## EXERCISE DIRECTIONS
Each line below should be retyped exactly, with no pictures.

## TASK MATERIAL
────────────────────────────────────────

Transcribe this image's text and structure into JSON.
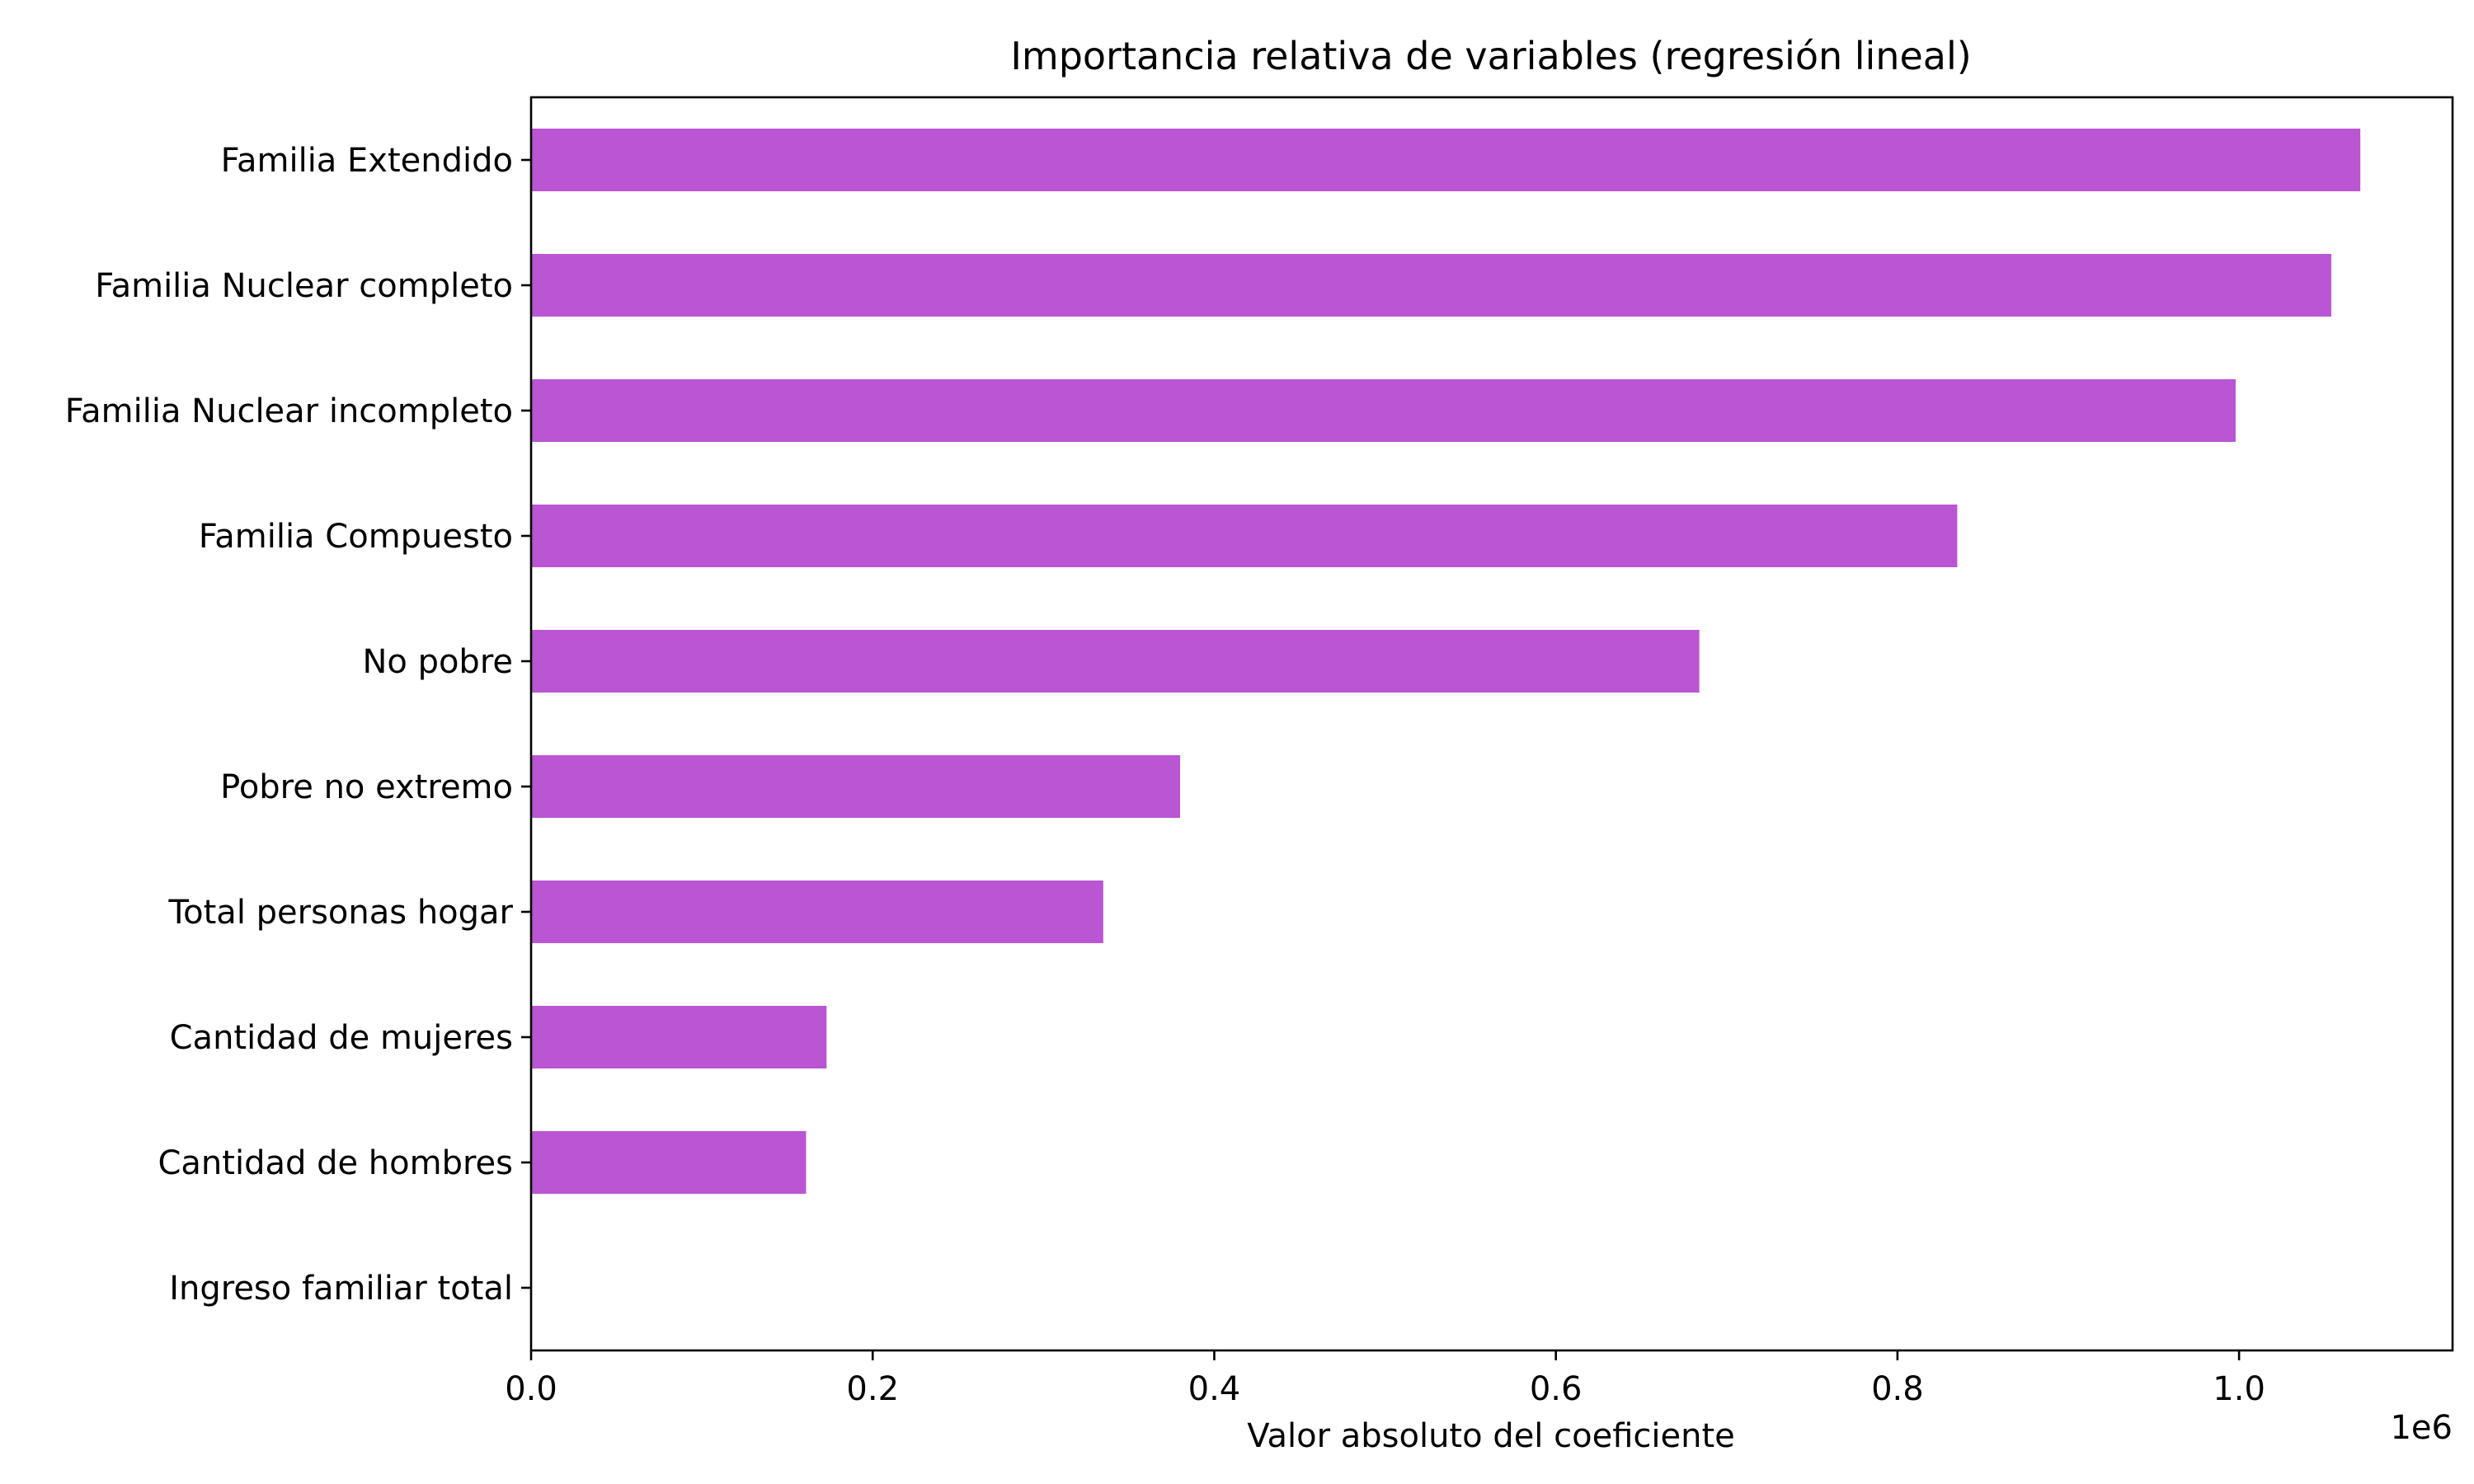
{
  "chart_data": {
    "type": "bar",
    "orientation": "horizontal",
    "title": "Importancia relativa de variables (regresión lineal)",
    "xlabel": "Valor absoluto del coeficiente",
    "ylabel": "",
    "x_offset_label": "1e6",
    "x_multiplier": 1000000,
    "xlim": [
      0,
      1.125
    ],
    "xticks": [
      0.0,
      0.2,
      0.4,
      0.6,
      0.8,
      1.0
    ],
    "xtick_labels": [
      "0.0",
      "0.2",
      "0.4",
      "0.6",
      "0.8",
      "1.0"
    ],
    "categories": [
      "Familia Extendido",
      "Familia Nuclear completo",
      "Familia Nuclear incompleto",
      "Familia Compuesto",
      "No pobre",
      "Pobre no extremo",
      "Total personas hogar",
      "Cantidad de mujeres",
      "Cantidad de hombres",
      "Ingreso familiar total"
    ],
    "values": [
      1.071,
      1.054,
      0.998,
      0.835,
      0.684,
      0.38,
      0.335,
      0.173,
      0.161,
      0.0
    ],
    "bar_color": "#ba55d3",
    "grid": false,
    "legend": "none"
  }
}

────────────────────────────────────────

## ANSWER TO THIS EXERCISE
Transcribe this image's text and structure into JSON.
{
  "chart_data": {
    "type": "bar",
    "orientation": "horizontal",
    "title": "Importancia relativa de variables (regresión lineal)",
    "xlabel": "Valor absoluto del coeficiente",
    "ylabel": "",
    "x_offset_label": "1e6",
    "x_multiplier": 1000000,
    "xlim": [
      0,
      1.125
    ],
    "xticks": [
      0.0,
      0.2,
      0.4,
      0.6,
      0.8,
      1.0
    ],
    "xtick_labels": [
      "0.0",
      "0.2",
      "0.4",
      "0.6",
      "0.8",
      "1.0"
    ],
    "categories": [
      "Familia Extendido",
      "Familia Nuclear completo",
      "Familia Nuclear incompleto",
      "Familia Compuesto",
      "No pobre",
      "Pobre no extremo",
      "Total personas hogar",
      "Cantidad de mujeres",
      "Cantidad de hombres",
      "Ingreso familiar total"
    ],
    "values": [
      1.071,
      1.054,
      0.998,
      0.835,
      0.684,
      0.38,
      0.335,
      0.173,
      0.161,
      0.0
    ],
    "bar_color": "#ba55d3",
    "grid": false,
    "legend": "none"
  }
}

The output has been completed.